>> start

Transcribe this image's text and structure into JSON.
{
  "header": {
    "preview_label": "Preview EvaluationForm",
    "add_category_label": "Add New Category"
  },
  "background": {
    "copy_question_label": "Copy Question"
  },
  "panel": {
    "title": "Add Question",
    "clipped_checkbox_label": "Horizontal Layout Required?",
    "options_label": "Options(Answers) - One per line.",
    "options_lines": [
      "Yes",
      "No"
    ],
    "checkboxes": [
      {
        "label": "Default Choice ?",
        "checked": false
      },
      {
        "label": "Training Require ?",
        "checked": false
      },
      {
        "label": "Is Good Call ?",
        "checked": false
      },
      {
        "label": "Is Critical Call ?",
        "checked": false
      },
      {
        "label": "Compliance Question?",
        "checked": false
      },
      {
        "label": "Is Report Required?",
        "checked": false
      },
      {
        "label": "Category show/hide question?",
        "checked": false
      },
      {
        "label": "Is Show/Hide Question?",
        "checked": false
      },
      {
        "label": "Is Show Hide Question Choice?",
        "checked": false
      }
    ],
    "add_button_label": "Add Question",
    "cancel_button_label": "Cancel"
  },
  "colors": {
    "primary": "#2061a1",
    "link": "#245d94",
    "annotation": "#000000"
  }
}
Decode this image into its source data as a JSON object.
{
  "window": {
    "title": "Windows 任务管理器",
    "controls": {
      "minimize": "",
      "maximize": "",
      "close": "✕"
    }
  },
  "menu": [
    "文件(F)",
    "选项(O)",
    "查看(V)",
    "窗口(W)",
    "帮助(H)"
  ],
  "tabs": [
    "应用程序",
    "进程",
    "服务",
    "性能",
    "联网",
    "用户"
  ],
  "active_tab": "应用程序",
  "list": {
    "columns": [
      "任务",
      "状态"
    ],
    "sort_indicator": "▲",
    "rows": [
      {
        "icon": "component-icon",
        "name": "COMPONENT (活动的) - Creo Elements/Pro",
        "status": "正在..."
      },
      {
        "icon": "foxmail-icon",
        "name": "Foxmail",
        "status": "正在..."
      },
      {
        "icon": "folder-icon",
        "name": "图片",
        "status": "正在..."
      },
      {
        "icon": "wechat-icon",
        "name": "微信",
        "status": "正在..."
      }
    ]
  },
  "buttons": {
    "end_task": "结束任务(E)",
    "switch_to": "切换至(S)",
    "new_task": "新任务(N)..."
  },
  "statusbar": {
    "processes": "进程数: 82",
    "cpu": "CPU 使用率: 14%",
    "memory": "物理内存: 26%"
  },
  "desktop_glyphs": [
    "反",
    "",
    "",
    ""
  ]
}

>> end

What to produce – All of the data shown above must be copied exactly.

The output –
Transcribe this image's text and structure into JSON.
{
  "header": {
    "preview_label": "Preview EvaluationForm",
    "add_category_label": "Add New Category"
  },
  "background": {
    "copy_question_label": "Copy Question"
  },
  "panel": {
    "title": "Add Question",
    "clipped_checkbox_label": "Horizontal Layout Required?",
    "options_label": "Options(Answers) - One per line.",
    "options_lines": [
      "Yes",
      "No"
    ],
    "checkboxes": [
      {
        "label": "Default Choice ?",
        "checked": false
      },
      {
        "label": "Training Require ?",
        "checked": false
      },
      {
        "label": "Is Good Call ?",
        "checked": false
      },
      {
        "label": "Is Critical Call ?",
        "checked": false
      },
      {
        "label": "Compliance Question?",
        "checked": false
      },
      {
        "label": "Is Report Required?",
        "checked": false
      },
      {
        "label": "Category show/hide question?",
        "checked": false
      },
      {
        "label": "Is Show/Hide Question?",
        "checked": false
      },
      {
        "label": "Is Show Hide Question Choice?",
        "checked": false
      }
    ],
    "add_button_label": "Add Question",
    "cancel_button_label": "Cancel"
  },
  "colors": {
    "primary": "#2061a1",
    "link": "#245d94",
    "annotation": "#000000"
  }
}
Decode this image into its source data as a JSON object.
{
  "window": {
    "title": "Windows 任务管理器",
    "controls": {
      "minimize": "",
      "maximize": "",
      "close": "✕"
    }
  },
  "menu": [
    "文件(F)",
    "选项(O)",
    "查看(V)",
    "窗口(W)",
    "帮助(H)"
  ],
  "tabs": [
    "应用程序",
    "进程",
    "服务",
    "性能",
    "联网",
    "用户"
  ],
  "active_tab": "应用程序",
  "list": {
    "columns": [
      "任务",
      "状态"
    ],
    "sort_indicator": "▲",
    "rows": [
      {
        "icon": "component-icon",
        "name": "COMPONENT (活动的) - Creo Elements/Pro",
        "status": "正在..."
      },
      {
        "icon": "foxmail-icon",
        "name": "Foxmail",
        "status": "正在..."
      },
      {
        "icon": "folder-icon",
        "name": "图片",
        "status": "正在..."
      },
      {
        "icon": "wechat-icon",
        "name": "微信",
        "status": "正在..."
      }
    ]
  },
  "buttons": {
    "end_task": "结束任务(E)",
    "switch_to": "切换至(S)",
    "new_task": "新任务(N)..."
  },
  "statusbar": {
    "processes": "进程数: 82",
    "cpu": "CPU 使用率: 14%",
    "memory": "物理内存: 26%"
  },
  "desktop_glyphs": [
    "反",
    "",
    "",
    ""
  ]
}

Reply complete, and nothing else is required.